- _Data for this task_
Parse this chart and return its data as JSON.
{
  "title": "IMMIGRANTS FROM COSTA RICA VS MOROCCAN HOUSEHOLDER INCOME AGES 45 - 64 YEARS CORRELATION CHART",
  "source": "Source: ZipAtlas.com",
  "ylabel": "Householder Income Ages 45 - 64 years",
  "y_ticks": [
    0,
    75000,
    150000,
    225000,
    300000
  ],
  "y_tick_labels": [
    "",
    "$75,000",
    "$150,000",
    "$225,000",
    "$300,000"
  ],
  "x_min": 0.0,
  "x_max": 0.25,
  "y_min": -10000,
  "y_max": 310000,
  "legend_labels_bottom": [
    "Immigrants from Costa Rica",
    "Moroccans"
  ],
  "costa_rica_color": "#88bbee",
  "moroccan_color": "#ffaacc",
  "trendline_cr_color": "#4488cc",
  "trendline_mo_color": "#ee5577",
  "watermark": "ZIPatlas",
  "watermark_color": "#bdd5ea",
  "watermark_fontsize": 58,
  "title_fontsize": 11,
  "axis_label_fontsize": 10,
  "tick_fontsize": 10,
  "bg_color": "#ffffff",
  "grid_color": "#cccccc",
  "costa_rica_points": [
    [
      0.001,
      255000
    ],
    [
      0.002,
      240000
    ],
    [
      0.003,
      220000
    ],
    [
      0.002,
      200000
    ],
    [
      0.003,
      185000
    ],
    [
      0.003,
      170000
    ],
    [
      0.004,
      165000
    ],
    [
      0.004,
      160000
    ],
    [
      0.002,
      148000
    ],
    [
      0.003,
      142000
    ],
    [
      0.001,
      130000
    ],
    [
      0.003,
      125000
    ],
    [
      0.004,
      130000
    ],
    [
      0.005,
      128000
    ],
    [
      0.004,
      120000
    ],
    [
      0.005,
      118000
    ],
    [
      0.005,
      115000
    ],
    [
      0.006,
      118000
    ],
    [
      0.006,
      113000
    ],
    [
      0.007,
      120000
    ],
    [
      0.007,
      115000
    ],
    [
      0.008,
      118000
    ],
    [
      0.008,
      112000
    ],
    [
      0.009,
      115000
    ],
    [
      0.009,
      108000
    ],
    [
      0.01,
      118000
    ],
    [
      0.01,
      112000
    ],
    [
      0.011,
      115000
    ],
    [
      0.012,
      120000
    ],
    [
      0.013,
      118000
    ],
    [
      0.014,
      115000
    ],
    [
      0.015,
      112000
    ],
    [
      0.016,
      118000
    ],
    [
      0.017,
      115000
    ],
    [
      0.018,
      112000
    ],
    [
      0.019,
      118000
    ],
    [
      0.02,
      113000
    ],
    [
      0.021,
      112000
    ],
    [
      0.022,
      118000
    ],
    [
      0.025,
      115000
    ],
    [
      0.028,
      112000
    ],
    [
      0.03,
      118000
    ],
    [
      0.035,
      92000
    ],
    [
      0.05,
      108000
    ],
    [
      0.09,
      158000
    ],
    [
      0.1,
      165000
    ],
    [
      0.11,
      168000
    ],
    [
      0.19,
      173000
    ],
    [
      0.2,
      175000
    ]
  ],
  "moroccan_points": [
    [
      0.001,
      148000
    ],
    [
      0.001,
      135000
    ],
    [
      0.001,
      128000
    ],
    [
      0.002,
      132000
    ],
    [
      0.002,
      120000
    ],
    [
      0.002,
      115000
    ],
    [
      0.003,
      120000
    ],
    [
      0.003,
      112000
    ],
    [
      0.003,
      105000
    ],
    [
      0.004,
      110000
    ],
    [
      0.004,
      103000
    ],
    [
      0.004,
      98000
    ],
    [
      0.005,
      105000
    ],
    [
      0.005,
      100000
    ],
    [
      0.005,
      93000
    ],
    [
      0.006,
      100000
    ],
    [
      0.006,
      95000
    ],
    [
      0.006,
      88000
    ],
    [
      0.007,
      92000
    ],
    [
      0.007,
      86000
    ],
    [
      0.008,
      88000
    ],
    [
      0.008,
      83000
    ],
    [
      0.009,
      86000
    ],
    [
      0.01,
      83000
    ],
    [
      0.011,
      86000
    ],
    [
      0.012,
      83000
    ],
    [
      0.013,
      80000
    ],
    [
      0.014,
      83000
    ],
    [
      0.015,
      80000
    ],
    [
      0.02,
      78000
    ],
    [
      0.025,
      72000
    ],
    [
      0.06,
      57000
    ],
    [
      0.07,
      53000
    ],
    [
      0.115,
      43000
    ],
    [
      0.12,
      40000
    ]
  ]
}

- _Goal_
Quote the listing in full, please, keeping every line exact.

- _Task result_
Parse this chart and return its data as JSON.
{
  "title": "IMMIGRANTS FROM COSTA RICA VS MOROCCAN HOUSEHOLDER INCOME AGES 45 - 64 YEARS CORRELATION CHART",
  "source": "Source: ZipAtlas.com",
  "ylabel": "Householder Income Ages 45 - 64 years",
  "y_ticks": [
    0,
    75000,
    150000,
    225000,
    300000
  ],
  "y_tick_labels": [
    "",
    "$75,000",
    "$150,000",
    "$225,000",
    "$300,000"
  ],
  "x_min": 0.0,
  "x_max": 0.25,
  "y_min": -10000,
  "y_max": 310000,
  "legend_labels_bottom": [
    "Immigrants from Costa Rica",
    "Moroccans"
  ],
  "costa_rica_color": "#88bbee",
  "moroccan_color": "#ffaacc",
  "trendline_cr_color": "#4488cc",
  "trendline_mo_color": "#ee5577",
  "watermark": "ZIPatlas",
  "watermark_color": "#bdd5ea",
  "watermark_fontsize": 58,
  "title_fontsize": 11,
  "axis_label_fontsize": 10,
  "tick_fontsize": 10,
  "bg_color": "#ffffff",
  "grid_color": "#cccccc",
  "costa_rica_points": [
    [
      0.001,
      255000
    ],
    [
      0.002,
      240000
    ],
    [
      0.003,
      220000
    ],
    [
      0.002,
      200000
    ],
    [
      0.003,
      185000
    ],
    [
      0.003,
      170000
    ],
    [
      0.004,
      165000
    ],
    [
      0.004,
      160000
    ],
    [
      0.002,
      148000
    ],
    [
      0.003,
      142000
    ],
    [
      0.001,
      130000
    ],
    [
      0.003,
      125000
    ],
    [
      0.004,
      130000
    ],
    [
      0.005,
      128000
    ],
    [
      0.004,
      120000
    ],
    [
      0.005,
      118000
    ],
    [
      0.005,
      115000
    ],
    [
      0.006,
      118000
    ],
    [
      0.006,
      113000
    ],
    [
      0.007,
      120000
    ],
    [
      0.007,
      115000
    ],
    [
      0.008,
      118000
    ],
    [
      0.008,
      112000
    ],
    [
      0.009,
      115000
    ],
    [
      0.009,
      108000
    ],
    [
      0.01,
      118000
    ],
    [
      0.01,
      112000
    ],
    [
      0.011,
      115000
    ],
    [
      0.012,
      120000
    ],
    [
      0.013,
      118000
    ],
    [
      0.014,
      115000
    ],
    [
      0.015,
      112000
    ],
    [
      0.016,
      118000
    ],
    [
      0.017,
      115000
    ],
    [
      0.018,
      112000
    ],
    [
      0.019,
      118000
    ],
    [
      0.02,
      113000
    ],
    [
      0.021,
      112000
    ],
    [
      0.022,
      118000
    ],
    [
      0.025,
      115000
    ],
    [
      0.028,
      112000
    ],
    [
      0.03,
      118000
    ],
    [
      0.035,
      92000
    ],
    [
      0.05,
      108000
    ],
    [
      0.09,
      158000
    ],
    [
      0.1,
      165000
    ],
    [
      0.11,
      168000
    ],
    [
      0.19,
      173000
    ],
    [
      0.2,
      175000
    ]
  ],
  "moroccan_points": [
    [
      0.001,
      148000
    ],
    [
      0.001,
      135000
    ],
    [
      0.001,
      128000
    ],
    [
      0.002,
      132000
    ],
    [
      0.002,
      120000
    ],
    [
      0.002,
      115000
    ],
    [
      0.003,
      120000
    ],
    [
      0.003,
      112000
    ],
    [
      0.003,
      105000
    ],
    [
      0.004,
      110000
    ],
    [
      0.004,
      103000
    ],
    [
      0.004,
      98000
    ],
    [
      0.005,
      105000
    ],
    [
      0.005,
      100000
    ],
    [
      0.005,
      93000
    ],
    [
      0.006,
      100000
    ],
    [
      0.006,
      95000
    ],
    [
      0.006,
      88000
    ],
    [
      0.007,
      92000
    ],
    [
      0.007,
      86000
    ],
    [
      0.008,
      88000
    ],
    [
      0.008,
      83000
    ],
    [
      0.009,
      86000
    ],
    [
      0.01,
      83000
    ],
    [
      0.011,
      86000
    ],
    [
      0.012,
      83000
    ],
    [
      0.013,
      80000
    ],
    [
      0.014,
      83000
    ],
    [
      0.015,
      80000
    ],
    [
      0.02,
      78000
    ],
    [
      0.025,
      72000
    ],
    [
      0.06,
      57000
    ],
    [
      0.07,
      53000
    ],
    [
      0.115,
      43000
    ],
    [
      0.12,
      40000
    ]
  ]
}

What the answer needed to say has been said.